Written request:
Extract the lines word for word, from the start of the items up to and including the line containing "box-header: 接入螺纹 M [367,457,451,474]".

(Layout element entries)
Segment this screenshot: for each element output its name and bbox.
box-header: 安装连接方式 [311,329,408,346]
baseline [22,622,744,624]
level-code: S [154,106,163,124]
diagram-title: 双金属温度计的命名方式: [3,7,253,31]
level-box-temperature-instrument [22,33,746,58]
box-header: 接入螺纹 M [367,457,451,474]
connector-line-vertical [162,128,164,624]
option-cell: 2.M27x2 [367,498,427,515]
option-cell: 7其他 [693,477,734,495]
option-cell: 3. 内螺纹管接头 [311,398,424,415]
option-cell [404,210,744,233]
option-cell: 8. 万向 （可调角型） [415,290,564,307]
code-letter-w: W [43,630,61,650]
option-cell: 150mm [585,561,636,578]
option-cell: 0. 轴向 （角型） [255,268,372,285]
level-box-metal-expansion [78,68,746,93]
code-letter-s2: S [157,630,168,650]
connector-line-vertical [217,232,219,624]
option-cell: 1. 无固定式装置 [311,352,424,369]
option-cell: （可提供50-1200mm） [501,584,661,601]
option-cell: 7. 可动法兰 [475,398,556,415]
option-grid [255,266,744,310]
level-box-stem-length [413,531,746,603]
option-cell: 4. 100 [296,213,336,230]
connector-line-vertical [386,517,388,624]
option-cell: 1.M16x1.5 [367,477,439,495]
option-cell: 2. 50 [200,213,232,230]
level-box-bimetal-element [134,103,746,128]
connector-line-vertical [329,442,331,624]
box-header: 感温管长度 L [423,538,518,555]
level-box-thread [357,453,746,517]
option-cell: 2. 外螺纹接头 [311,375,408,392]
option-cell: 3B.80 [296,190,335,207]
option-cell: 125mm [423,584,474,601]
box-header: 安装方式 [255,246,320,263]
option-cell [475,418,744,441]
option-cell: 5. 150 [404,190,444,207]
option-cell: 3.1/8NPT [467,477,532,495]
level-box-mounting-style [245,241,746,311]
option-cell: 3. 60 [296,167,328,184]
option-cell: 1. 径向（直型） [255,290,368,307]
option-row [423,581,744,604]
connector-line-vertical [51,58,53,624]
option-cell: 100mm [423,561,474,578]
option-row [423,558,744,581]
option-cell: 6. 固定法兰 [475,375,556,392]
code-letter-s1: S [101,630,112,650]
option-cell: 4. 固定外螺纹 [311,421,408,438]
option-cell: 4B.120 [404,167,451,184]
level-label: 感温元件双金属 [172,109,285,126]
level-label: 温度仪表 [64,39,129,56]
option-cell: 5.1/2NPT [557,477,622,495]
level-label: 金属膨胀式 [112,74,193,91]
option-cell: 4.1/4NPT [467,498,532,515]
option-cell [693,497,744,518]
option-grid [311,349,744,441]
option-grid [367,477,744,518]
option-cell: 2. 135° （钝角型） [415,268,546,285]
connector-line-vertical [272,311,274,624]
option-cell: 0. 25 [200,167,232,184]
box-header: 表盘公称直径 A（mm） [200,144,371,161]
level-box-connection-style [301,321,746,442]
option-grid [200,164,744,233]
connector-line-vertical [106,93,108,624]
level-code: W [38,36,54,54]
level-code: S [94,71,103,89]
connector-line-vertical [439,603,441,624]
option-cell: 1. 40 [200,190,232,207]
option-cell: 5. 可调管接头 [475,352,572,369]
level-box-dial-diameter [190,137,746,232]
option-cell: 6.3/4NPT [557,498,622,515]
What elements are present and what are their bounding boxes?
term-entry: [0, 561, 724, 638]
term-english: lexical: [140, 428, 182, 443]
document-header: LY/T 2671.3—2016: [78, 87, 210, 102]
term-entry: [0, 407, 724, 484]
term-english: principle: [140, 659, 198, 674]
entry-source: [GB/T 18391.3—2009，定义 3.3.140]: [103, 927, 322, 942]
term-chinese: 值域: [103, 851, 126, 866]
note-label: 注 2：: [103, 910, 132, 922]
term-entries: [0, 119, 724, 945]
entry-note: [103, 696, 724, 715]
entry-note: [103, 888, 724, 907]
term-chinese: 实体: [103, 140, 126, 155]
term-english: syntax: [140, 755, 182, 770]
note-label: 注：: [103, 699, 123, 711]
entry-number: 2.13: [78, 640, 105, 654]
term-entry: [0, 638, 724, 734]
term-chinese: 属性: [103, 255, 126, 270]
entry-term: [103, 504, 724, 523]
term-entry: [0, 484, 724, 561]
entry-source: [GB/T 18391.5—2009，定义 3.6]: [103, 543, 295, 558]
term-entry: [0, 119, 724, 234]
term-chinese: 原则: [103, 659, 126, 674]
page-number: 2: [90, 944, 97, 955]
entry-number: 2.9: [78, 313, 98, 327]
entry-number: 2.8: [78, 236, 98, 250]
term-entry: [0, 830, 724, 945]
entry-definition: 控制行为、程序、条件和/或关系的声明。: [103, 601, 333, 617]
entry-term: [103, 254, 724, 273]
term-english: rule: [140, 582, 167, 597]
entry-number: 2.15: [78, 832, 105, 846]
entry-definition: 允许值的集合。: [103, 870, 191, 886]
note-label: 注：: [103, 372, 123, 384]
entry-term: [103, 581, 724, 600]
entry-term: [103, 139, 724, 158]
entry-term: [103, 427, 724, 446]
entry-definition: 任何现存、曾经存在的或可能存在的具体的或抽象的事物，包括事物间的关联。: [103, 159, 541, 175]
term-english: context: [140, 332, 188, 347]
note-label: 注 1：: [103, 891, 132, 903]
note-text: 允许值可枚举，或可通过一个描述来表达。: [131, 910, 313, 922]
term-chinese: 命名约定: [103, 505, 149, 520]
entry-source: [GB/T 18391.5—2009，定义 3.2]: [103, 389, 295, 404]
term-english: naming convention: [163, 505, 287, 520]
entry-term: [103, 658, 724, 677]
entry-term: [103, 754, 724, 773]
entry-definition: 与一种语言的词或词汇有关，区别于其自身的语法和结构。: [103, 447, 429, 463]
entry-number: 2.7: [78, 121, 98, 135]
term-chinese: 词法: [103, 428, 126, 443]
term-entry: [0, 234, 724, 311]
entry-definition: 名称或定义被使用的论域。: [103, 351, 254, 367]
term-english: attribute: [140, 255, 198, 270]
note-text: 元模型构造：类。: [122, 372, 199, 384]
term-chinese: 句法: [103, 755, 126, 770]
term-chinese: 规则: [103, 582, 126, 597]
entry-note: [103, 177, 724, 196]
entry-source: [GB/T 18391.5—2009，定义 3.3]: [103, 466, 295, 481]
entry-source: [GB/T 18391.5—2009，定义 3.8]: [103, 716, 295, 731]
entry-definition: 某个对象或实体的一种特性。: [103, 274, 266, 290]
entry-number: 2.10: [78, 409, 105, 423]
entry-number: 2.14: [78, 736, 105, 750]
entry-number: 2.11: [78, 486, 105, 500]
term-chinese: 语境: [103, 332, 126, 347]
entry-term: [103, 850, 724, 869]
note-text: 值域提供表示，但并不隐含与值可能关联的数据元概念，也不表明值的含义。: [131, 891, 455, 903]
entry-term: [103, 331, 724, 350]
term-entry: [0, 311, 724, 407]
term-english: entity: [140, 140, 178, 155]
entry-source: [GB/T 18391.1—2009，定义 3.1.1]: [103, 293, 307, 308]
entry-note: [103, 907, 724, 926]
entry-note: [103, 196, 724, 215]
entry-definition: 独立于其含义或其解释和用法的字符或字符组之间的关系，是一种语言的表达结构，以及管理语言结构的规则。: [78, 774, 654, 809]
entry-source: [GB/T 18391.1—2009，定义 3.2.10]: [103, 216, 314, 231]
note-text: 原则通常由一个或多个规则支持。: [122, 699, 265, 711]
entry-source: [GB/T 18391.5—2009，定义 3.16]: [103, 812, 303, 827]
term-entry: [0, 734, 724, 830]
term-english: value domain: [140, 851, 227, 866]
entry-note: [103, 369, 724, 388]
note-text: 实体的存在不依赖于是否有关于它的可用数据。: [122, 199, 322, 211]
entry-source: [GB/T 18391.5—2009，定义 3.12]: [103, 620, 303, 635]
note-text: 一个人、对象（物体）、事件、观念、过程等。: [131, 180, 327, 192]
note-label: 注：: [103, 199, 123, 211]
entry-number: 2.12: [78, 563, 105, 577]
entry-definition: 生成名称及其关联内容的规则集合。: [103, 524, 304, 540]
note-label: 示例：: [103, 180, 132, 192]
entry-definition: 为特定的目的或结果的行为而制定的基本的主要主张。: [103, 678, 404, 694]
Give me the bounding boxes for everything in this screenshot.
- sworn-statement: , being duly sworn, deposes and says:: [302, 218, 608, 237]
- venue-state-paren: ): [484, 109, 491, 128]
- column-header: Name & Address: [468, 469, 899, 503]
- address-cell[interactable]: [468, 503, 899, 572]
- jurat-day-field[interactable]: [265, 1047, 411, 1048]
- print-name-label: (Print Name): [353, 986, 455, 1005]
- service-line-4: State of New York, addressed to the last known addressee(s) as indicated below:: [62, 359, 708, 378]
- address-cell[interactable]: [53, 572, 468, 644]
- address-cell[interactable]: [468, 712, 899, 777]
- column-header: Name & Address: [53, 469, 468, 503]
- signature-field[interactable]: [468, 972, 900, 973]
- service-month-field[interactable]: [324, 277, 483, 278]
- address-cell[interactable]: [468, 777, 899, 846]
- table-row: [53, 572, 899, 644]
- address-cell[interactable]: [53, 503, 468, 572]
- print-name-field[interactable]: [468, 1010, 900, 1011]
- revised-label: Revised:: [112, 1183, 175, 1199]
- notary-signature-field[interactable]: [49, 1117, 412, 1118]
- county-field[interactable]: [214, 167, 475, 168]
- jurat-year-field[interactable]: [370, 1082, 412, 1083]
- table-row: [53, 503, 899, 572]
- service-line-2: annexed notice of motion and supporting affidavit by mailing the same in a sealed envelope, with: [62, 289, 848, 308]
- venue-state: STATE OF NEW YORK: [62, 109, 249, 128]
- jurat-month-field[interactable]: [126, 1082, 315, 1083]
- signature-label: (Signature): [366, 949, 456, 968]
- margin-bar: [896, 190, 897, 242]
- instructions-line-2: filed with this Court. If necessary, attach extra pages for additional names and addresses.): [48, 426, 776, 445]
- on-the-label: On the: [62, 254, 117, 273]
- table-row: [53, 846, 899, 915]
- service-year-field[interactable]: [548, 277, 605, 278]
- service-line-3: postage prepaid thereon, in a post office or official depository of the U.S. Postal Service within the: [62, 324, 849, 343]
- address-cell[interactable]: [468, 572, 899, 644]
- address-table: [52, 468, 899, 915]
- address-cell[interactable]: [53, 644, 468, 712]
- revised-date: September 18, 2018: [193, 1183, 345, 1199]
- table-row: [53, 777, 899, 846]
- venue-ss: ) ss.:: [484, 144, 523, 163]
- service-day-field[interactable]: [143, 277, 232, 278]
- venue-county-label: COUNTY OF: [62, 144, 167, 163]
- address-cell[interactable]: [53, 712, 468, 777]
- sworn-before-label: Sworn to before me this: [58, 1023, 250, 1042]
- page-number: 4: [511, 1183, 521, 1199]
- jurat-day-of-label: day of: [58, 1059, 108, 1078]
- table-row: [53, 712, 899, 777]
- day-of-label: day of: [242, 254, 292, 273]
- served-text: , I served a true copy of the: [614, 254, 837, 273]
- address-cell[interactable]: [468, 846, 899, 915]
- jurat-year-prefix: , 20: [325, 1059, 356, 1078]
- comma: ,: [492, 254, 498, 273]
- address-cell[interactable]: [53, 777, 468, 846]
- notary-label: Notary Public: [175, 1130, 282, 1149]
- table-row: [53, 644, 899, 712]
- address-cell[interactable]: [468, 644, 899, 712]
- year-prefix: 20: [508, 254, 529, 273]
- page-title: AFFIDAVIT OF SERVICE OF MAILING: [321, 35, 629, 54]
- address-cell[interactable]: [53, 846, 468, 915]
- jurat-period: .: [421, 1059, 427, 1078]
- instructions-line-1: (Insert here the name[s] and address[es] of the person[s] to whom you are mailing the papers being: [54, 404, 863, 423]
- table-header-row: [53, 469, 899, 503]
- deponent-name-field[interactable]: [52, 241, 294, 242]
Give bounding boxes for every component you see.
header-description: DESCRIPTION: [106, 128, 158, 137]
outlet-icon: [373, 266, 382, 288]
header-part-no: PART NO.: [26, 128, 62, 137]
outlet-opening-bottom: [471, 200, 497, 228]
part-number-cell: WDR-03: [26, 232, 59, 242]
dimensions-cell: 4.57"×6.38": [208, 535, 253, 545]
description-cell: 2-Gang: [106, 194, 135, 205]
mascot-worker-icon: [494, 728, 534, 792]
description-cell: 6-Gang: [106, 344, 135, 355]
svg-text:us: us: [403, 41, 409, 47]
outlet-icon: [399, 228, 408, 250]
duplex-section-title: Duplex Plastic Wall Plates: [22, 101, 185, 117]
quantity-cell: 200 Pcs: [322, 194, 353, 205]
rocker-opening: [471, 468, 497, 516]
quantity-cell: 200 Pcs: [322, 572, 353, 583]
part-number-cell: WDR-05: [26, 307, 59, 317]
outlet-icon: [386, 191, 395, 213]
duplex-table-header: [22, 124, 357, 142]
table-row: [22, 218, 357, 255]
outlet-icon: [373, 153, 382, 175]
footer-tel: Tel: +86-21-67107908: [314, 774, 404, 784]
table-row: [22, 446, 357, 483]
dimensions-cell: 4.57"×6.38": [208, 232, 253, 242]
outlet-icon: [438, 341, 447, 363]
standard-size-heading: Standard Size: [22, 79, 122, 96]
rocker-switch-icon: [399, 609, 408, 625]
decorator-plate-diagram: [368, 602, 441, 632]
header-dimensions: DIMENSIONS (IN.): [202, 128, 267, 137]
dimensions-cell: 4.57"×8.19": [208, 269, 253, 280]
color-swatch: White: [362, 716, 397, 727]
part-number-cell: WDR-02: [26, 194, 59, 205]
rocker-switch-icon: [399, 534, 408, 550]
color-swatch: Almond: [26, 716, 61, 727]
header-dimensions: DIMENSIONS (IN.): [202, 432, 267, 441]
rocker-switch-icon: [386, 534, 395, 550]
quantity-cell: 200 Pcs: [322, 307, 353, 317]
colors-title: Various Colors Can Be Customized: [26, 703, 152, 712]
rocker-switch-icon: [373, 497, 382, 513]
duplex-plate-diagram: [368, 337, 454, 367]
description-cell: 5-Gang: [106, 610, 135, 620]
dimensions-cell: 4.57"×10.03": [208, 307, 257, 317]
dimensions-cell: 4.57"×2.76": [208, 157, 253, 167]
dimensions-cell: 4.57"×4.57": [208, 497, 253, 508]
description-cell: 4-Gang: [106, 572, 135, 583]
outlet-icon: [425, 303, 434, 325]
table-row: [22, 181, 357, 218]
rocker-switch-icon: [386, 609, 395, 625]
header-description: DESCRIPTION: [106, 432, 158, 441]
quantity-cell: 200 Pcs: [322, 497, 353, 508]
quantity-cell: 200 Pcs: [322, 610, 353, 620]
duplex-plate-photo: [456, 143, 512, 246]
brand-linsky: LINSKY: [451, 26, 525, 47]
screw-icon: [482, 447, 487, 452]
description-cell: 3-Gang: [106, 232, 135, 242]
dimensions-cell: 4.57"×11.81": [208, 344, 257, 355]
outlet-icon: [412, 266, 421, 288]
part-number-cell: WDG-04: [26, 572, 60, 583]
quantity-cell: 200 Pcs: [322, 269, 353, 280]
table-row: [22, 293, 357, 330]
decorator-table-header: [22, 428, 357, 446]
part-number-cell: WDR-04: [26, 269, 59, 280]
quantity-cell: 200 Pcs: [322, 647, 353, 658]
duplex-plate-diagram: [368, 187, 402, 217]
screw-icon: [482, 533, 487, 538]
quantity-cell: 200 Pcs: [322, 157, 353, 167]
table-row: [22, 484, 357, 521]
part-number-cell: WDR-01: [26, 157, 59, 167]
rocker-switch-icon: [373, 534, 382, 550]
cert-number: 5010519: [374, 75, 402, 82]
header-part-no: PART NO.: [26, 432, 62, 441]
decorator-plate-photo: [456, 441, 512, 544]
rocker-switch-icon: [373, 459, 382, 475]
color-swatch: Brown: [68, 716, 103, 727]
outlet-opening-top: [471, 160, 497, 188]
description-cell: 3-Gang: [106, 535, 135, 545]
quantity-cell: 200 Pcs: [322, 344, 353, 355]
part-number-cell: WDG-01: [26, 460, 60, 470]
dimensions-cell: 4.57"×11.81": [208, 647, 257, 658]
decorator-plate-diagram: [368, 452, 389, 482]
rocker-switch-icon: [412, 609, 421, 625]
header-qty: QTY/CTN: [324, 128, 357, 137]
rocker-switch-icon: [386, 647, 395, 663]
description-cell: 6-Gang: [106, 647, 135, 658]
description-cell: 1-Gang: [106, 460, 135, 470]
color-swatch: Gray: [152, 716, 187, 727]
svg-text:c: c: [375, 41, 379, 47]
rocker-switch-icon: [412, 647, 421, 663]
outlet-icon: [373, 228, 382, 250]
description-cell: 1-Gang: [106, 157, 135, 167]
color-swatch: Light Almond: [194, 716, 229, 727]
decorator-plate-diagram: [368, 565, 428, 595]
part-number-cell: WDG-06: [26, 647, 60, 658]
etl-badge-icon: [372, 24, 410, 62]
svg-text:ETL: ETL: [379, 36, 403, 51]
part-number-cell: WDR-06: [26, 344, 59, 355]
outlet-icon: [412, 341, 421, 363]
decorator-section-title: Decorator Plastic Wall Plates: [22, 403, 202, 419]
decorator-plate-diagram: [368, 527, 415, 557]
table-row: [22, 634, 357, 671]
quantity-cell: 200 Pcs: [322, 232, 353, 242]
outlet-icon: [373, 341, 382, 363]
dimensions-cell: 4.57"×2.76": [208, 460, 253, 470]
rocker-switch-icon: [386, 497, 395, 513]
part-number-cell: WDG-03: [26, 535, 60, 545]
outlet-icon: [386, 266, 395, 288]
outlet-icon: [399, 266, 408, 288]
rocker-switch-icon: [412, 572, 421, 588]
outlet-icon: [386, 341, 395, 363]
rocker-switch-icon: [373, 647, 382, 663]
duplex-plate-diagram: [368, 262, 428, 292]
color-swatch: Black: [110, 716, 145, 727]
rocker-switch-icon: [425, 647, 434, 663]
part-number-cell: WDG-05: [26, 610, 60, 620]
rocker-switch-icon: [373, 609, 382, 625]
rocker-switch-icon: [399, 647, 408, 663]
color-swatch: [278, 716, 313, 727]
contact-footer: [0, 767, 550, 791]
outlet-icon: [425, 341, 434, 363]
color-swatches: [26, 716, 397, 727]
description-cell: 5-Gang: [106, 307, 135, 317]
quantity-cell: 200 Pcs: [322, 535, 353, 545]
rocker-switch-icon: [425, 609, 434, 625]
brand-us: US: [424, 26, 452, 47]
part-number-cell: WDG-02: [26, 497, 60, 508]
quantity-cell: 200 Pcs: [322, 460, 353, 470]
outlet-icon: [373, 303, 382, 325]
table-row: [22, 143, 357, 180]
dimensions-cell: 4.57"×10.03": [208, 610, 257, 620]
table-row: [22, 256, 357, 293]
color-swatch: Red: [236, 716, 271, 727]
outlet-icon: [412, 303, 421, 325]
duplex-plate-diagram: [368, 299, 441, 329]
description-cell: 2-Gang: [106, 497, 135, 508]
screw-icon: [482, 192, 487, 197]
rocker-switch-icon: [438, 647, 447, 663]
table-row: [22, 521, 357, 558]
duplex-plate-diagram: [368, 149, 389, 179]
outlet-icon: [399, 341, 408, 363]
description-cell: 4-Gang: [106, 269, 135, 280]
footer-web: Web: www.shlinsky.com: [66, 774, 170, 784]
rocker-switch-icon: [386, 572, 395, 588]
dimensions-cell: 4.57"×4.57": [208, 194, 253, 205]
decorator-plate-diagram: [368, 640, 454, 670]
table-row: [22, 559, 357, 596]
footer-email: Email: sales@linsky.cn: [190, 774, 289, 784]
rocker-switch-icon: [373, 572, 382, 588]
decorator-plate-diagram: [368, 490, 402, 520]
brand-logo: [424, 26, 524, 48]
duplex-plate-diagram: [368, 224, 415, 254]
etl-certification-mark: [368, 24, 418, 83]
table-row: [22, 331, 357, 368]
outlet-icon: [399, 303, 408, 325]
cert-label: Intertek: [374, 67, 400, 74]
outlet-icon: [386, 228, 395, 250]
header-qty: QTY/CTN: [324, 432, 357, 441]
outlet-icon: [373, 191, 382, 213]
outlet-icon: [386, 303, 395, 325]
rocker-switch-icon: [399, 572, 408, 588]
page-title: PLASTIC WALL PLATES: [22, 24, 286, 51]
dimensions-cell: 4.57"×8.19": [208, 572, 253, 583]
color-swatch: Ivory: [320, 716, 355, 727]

Solution for this exercise:
Segment this screenshot: for each element output its name and bbox.
box-header: 安装连接方式 [311,329,408,346]
baseline [22,622,744,624]
level-code: S [154,106,163,124]
diagram-title: 双金属温度计的命名方式: [3,7,253,31]
level-box-temperature-instrument [22,33,746,58]
box-header: 接入螺纹 M [367,457,451,474]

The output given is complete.